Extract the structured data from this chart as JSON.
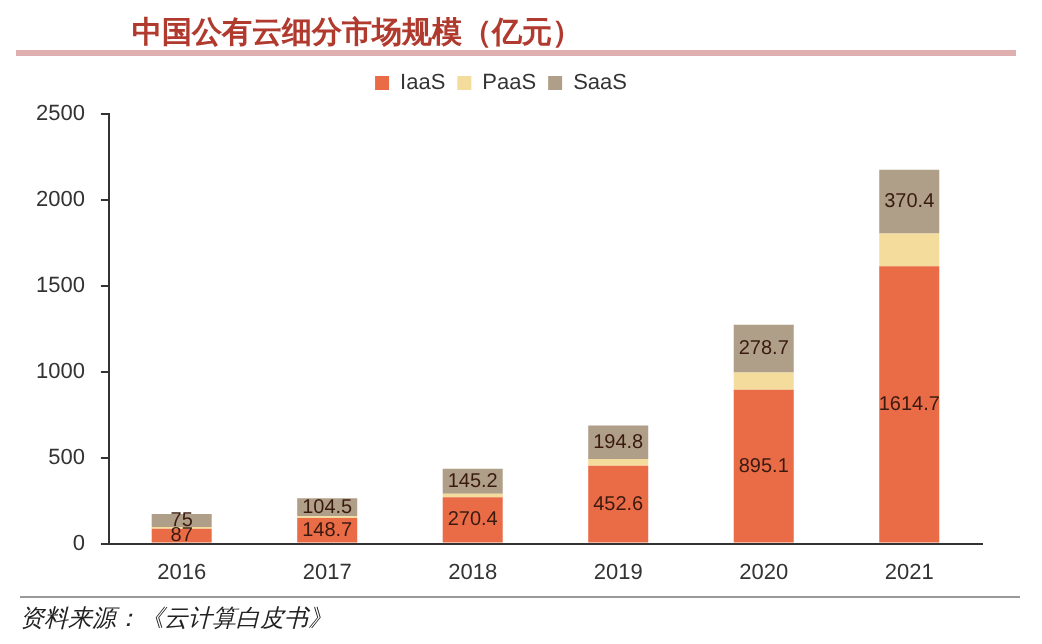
{
  "chart_data": {
    "type": "bar",
    "title": "中国公有云细分市场规模（亿元）",
    "categories": [
      "2016",
      "2017",
      "2018",
      "2019",
      "2020",
      "2021"
    ],
    "stacked": true,
    "ylim": [
      0,
      2500
    ],
    "yticks": [
      0,
      500,
      1000,
      1500,
      2000,
      2500
    ],
    "grid": false,
    "legend": "top",
    "annotations": [
      "资料来源：《云计算白皮书》"
    ],
    "series": [
      {
        "name": "IaaS",
        "color": "#ea6c47",
        "values": [
          87,
          148.7,
          270.4,
          452.6,
          895.1,
          1614.7
        ],
        "value_labels": [
          "87",
          "148.7",
          "270.4",
          "452.6",
          "895.1",
          "1614.7"
        ]
      },
      {
        "name": "PaaS",
        "color": "#f4dc9c",
        "values": [
          10,
          10,
          20,
          40,
          100,
          190
        ],
        "value_labels": [
          null,
          null,
          null,
          null,
          null,
          null
        ]
      },
      {
        "name": "SaaS",
        "color": "#b09f88",
        "values": [
          75,
          104.5,
          145.2,
          194.8,
          278.7,
          370.4
        ],
        "value_labels": [
          "75",
          "104.5",
          "145.2",
          "194.8",
          "278.7",
          "370.4"
        ]
      }
    ]
  }
}
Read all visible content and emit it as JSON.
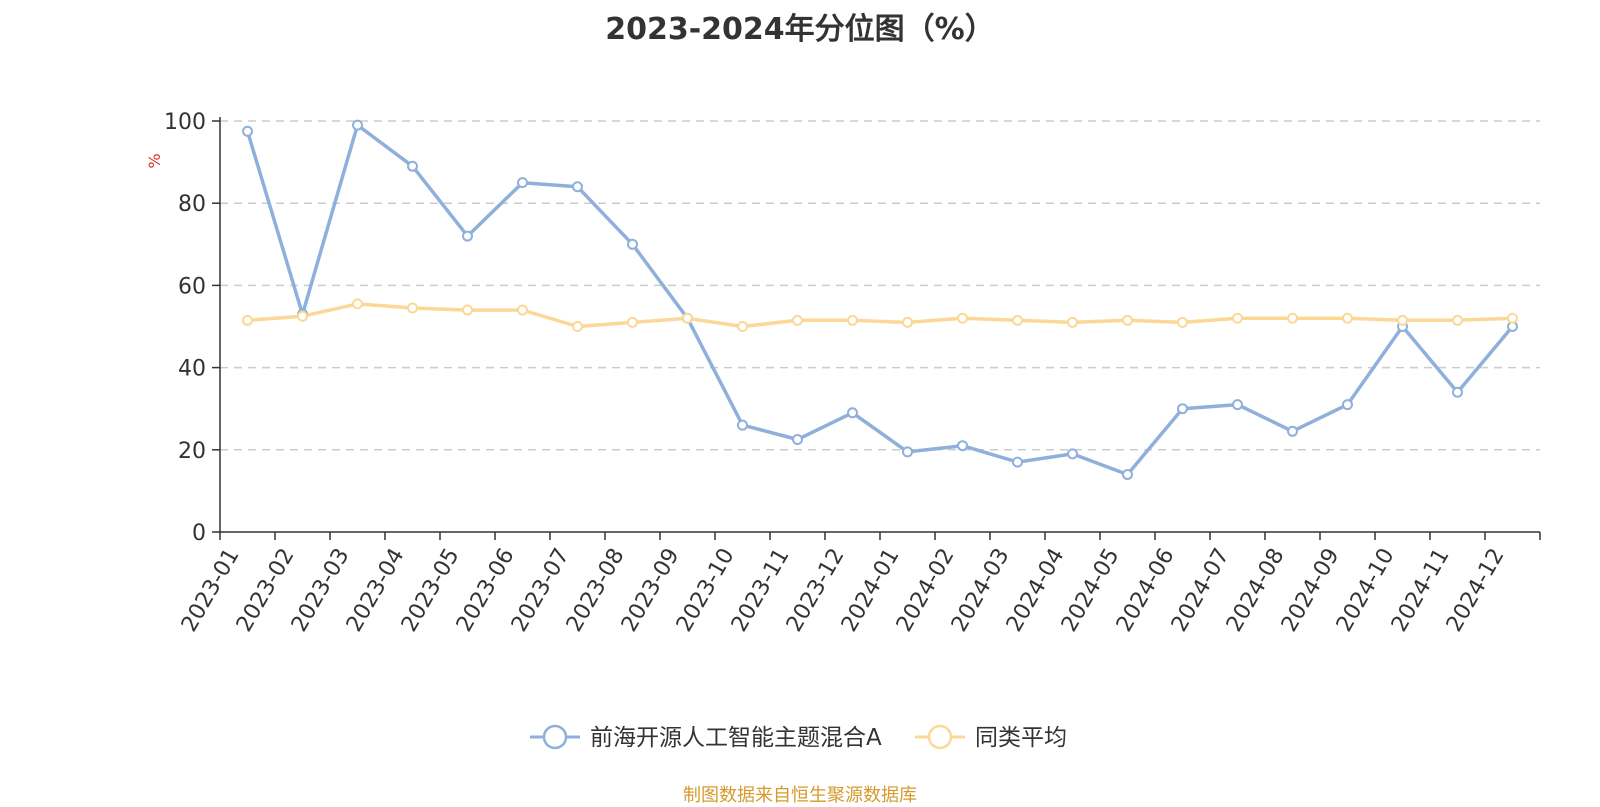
{
  "chart_data": {
    "type": "line",
    "title": "2023-2024年分位图（%）",
    "ylabel": "%",
    "xlabel": "",
    "ylim": [
      0,
      100
    ],
    "yticks": [
      0,
      20,
      40,
      60,
      80,
      100
    ],
    "grid": true,
    "legend_position": "bottom",
    "categories": [
      "2023-01",
      "2023-02",
      "2023-03",
      "2023-04",
      "2023-05",
      "2023-06",
      "2023-07",
      "2023-08",
      "2023-09",
      "2023-10",
      "2023-11",
      "2023-12",
      "2024-01",
      "2024-02",
      "2024-03",
      "2024-04",
      "2024-05",
      "2024-06",
      "2024-07",
      "2024-08",
      "2024-09",
      "2024-10",
      "2024-11",
      "2024-12"
    ],
    "series": [
      {
        "name": "前海开源人工智能主题混合A",
        "color": "#8eb0db",
        "values": [
          97.5,
          53,
          99,
          89,
          72,
          85,
          84,
          70,
          52,
          26,
          22.5,
          29,
          19.5,
          21,
          17,
          19,
          14,
          30,
          31,
          24.5,
          31,
          50,
          34,
          50
        ]
      },
      {
        "name": "同类平均",
        "color": "#fcd897",
        "values": [
          51.5,
          52.5,
          55.5,
          54.5,
          54,
          54,
          50,
          51,
          52,
          50,
          51.5,
          51.5,
          51,
          52,
          51.5,
          51,
          51.5,
          51,
          52,
          52,
          52,
          51.5,
          51.5,
          52
        ]
      }
    ]
  },
  "footer": "制图数据来自恒生聚源数据库"
}
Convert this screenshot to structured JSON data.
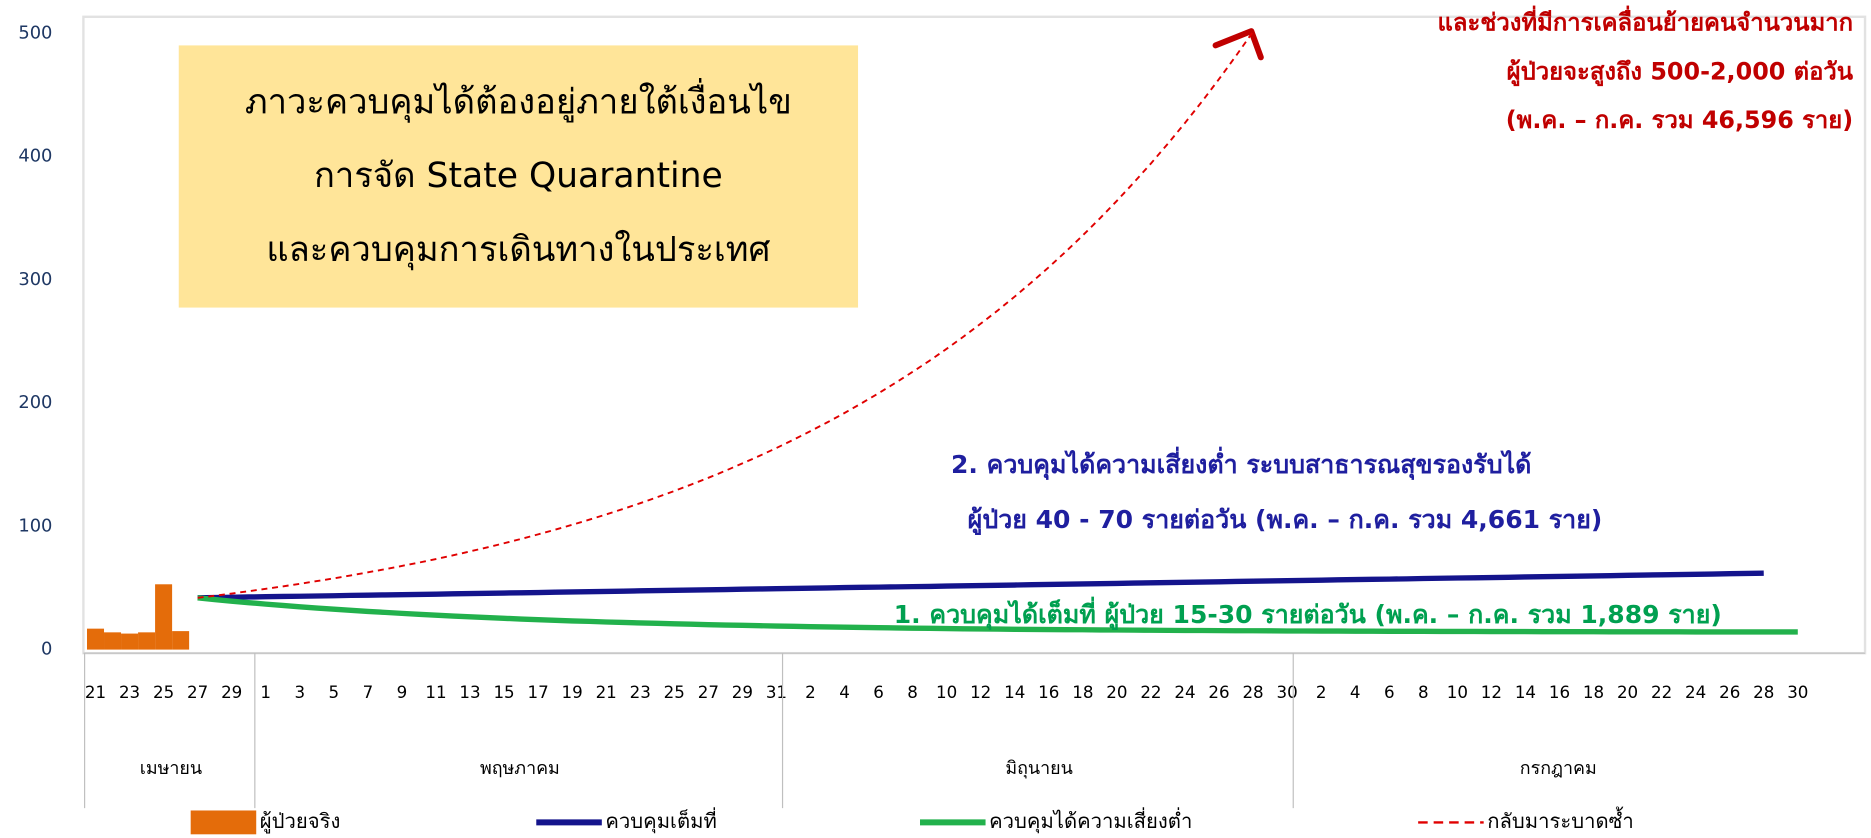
{
  "chart_data": {
    "type": "combo",
    "groups": [
      {
        "label": "เมษายน",
        "categories": [
          "21",
          null,
          "23",
          null,
          "25",
          null,
          "27",
          null,
          "29",
          null
        ]
      },
      {
        "label": "พฤษภาคม",
        "categories": [
          "1",
          null,
          "3",
          null,
          "5",
          null,
          "7",
          null,
          "9",
          null,
          "11",
          null,
          "13",
          null,
          "15",
          null,
          "17",
          null,
          "19",
          null,
          "21",
          null,
          "23",
          null,
          "25",
          null,
          "27",
          null,
          "29",
          null,
          "31"
        ]
      },
      {
        "label": "มิถุนายน",
        "categories": [
          null,
          "2",
          null,
          "4",
          null,
          "6",
          null,
          "8",
          null,
          "10",
          null,
          "12",
          null,
          "14",
          null,
          "16",
          null,
          "18",
          null,
          "20",
          null,
          "22",
          null,
          "24",
          null,
          "26",
          null,
          "28",
          null,
          "30"
        ]
      },
      {
        "label": "กรกฎาคม",
        "categories": [
          null,
          "2",
          null,
          "4",
          null,
          "6",
          null,
          "8",
          null,
          "10",
          null,
          "12",
          null,
          "14",
          null,
          "16",
          null,
          "18",
          null,
          "20",
          null,
          "22",
          null,
          "24",
          null,
          "26",
          null,
          "28",
          null,
          "30",
          null
        ]
      }
    ],
    "ylim": [
      0,
      500
    ],
    "yticks": [
      0,
      100,
      200,
      300,
      400,
      500
    ],
    "grid": false,
    "series": [
      {
        "name": "ผู้ป่วยจริง",
        "type": "bar",
        "color": "#e46c0a",
        "values": [
          17,
          14,
          13,
          14,
          53,
          15,
          null,
          null,
          null,
          null,
          null,
          null,
          null,
          null,
          null,
          null,
          null,
          null,
          null,
          null,
          null,
          null,
          null,
          null,
          null,
          null,
          null,
          null,
          null,
          null,
          null,
          null,
          null,
          null,
          null,
          null,
          null,
          null,
          null,
          null,
          null,
          null,
          null,
          null,
          null,
          null,
          null,
          null,
          null,
          null,
          null,
          null,
          null,
          null,
          null,
          null,
          null,
          null,
          null,
          null,
          null,
          null,
          null,
          null,
          null,
          null,
          null,
          null,
          null,
          null,
          null,
          null,
          null,
          null,
          null,
          null,
          null,
          null,
          null,
          null,
          null,
          null,
          null,
          null,
          null,
          null,
          null,
          null,
          null,
          null,
          null,
          null,
          null,
          null,
          null,
          null,
          null,
          null,
          null,
          null,
          null,
          null
        ]
      },
      {
        "name": "ควบคุมเต็มที่",
        "type": "line",
        "color": "#14148c",
        "dashed": false,
        "values": [
          null,
          null,
          null,
          null,
          null,
          null,
          42.0,
          42.2,
          42.4,
          42.7,
          42.9,
          43.1,
          43.3,
          43.5,
          43.7,
          44.0,
          44.2,
          44.4,
          44.6,
          44.8,
          45.0,
          45.3,
          45.5,
          45.7,
          45.9,
          46.1,
          46.3,
          46.6,
          46.8,
          47.0,
          47.2,
          47.4,
          47.7,
          47.9,
          48.1,
          48.3,
          48.5,
          48.7,
          49.0,
          49.2,
          49.4,
          49.6,
          49.8,
          50.0,
          50.3,
          50.5,
          50.7,
          50.9,
          51.1,
          51.3,
          51.6,
          51.8,
          52.0,
          52.2,
          52.4,
          52.7,
          52.9,
          53.1,
          53.3,
          53.5,
          53.7,
          54.0,
          54.2,
          54.4,
          54.6,
          54.8,
          55.0,
          55.3,
          55.5,
          55.7,
          55.9,
          56.1,
          56.3,
          56.6,
          56.8,
          57.0,
          57.2,
          57.4,
          57.7,
          57.9,
          58.1,
          58.3,
          58.5,
          58.7,
          59.0,
          59.2,
          59.4,
          59.6,
          59.8,
          60.0,
          60.3,
          60.5,
          60.7,
          60.9,
          61.1,
          61.3,
          61.6,
          61.8,
          62.0,
          null,
          null,
          null
        ]
      },
      {
        "name": "ควบคุมได้ความเสี่ยงต่ำ",
        "type": "line",
        "color": "#22b14c",
        "dashed": false,
        "values": [
          null,
          null,
          null,
          null,
          null,
          null,
          42.0,
          40.6,
          39.3,
          38.1,
          36.9,
          35.8,
          34.7,
          33.7,
          32.8,
          31.9,
          31.0,
          30.2,
          29.4,
          28.6,
          27.9,
          27.2,
          26.6,
          26.0,
          25.4,
          24.8,
          24.3,
          23.8,
          23.3,
          22.9,
          22.4,
          22.0,
          21.6,
          21.3,
          20.9,
          20.6,
          20.2,
          19.9,
          19.7,
          19.4,
          19.1,
          18.9,
          18.6,
          18.4,
          18.2,
          18.0,
          17.8,
          17.6,
          17.4,
          17.3,
          17.1,
          16.9,
          16.8,
          16.7,
          16.5,
          16.4,
          16.3,
          16.2,
          16.1,
          16.0,
          15.9,
          15.8,
          15.7,
          15.6,
          15.5,
          15.5,
          15.4,
          15.3,
          15.3,
          15.2,
          15.1,
          15.1,
          15.0,
          15.0,
          14.9,
          14.9,
          14.8,
          14.8,
          14.8,
          14.7,
          14.7,
          14.7,
          14.6,
          14.6,
          14.6,
          14.5,
          14.5,
          14.5,
          14.5,
          14.4,
          14.4,
          14.4,
          14.4,
          14.4,
          14.3,
          14.3,
          14.3,
          14.3,
          14.3,
          14.3,
          14.3,
          null
        ]
      },
      {
        "name": "กลับมาระบาดซ้ำ",
        "type": "line",
        "color": "#e00000",
        "dashed": true,
        "values": [
          null,
          null,
          null,
          null,
          null,
          null,
          42.0,
          43.7,
          45.5,
          47.4,
          49.3,
          51.3,
          53.4,
          55.6,
          57.8,
          60.2,
          62.7,
          65.2,
          67.9,
          70.6,
          73.5,
          76.5,
          79.7,
          82.9,
          86.3,
          89.8,
          93.5,
          97.3,
          101.3,
          105.4,
          109.7,
          114.2,
          118.8,
          123.7,
          128.7,
          134.0,
          139.4,
          145.1,
          151.1,
          157.2,
          163.6,
          170.3,
          177.3,
          184.5,
          192.0,
          199.9,
          208.0,
          216.5,
          225.4,
          234.5,
          244.1,
          254.1,
          264.5,
          275.2,
          286.5,
          298.2,
          310.3,
          323.0,
          336.2,
          349.9,
          364.2,
          379.1,
          394.5,
          410.6,
          427.4,
          444.8,
          463.0,
          481.9,
          501.5,
          null,
          null,
          null,
          null,
          null,
          null,
          null,
          null,
          null,
          null,
          null,
          null,
          null,
          null,
          null,
          null,
          null,
          null,
          null,
          null,
          null,
          null,
          null,
          null,
          null,
          null,
          null,
          null,
          null,
          null,
          null,
          null,
          null
        ]
      }
    ],
    "annotations": [
      {
        "lines": [
          "ภาวะควบคุมได้ต้องอยู่ภายใต้เงื่อนไข",
          "การจัด State Quarantine",
          "และควบคุมการเดินทางในประเทศ"
        ],
        "color": "#000000",
        "background": "#ffe599"
      },
      {
        "lines": [
          "และช่วงที่มีการเคลื่อนย้ายคนจำนวนมาก",
          "ผู้ป่วยจะสูงถึง 500-2,000 ต่อวัน",
          "(พ.ค. –  ก.ค. รวม 46,596 ราย)"
        ],
        "color": "#c00000"
      },
      {
        "lines": [
          "2. ควบคุมได้ความเสี่ยงต่ำ ระบบสาธารณสุขรองรับได้",
          "ผู้ป่วย 40 - 70 รายต่อวัน (พ.ค. – ก.ค. รวม 4,661 ราย)"
        ],
        "color": "#1f1f9f"
      },
      {
        "lines": [
          "1.  ควบคุมได้เต็มที่ ผู้ป่วย 15-30 รายต่อวัน (พ.ค. – ก.ค. รวม 1,889 ราย)"
        ],
        "color": "#00a050"
      }
    ]
  }
}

# [TASK GOAL]
Look through the entries above; copy every line holding the string "type".

# [FINISHED EXERCISE]
    "type": "bar",
    "type": "line",
    "type": "combo",
        "type": "bar",
        "type": "line",
        "type": "line",
        "type": "line",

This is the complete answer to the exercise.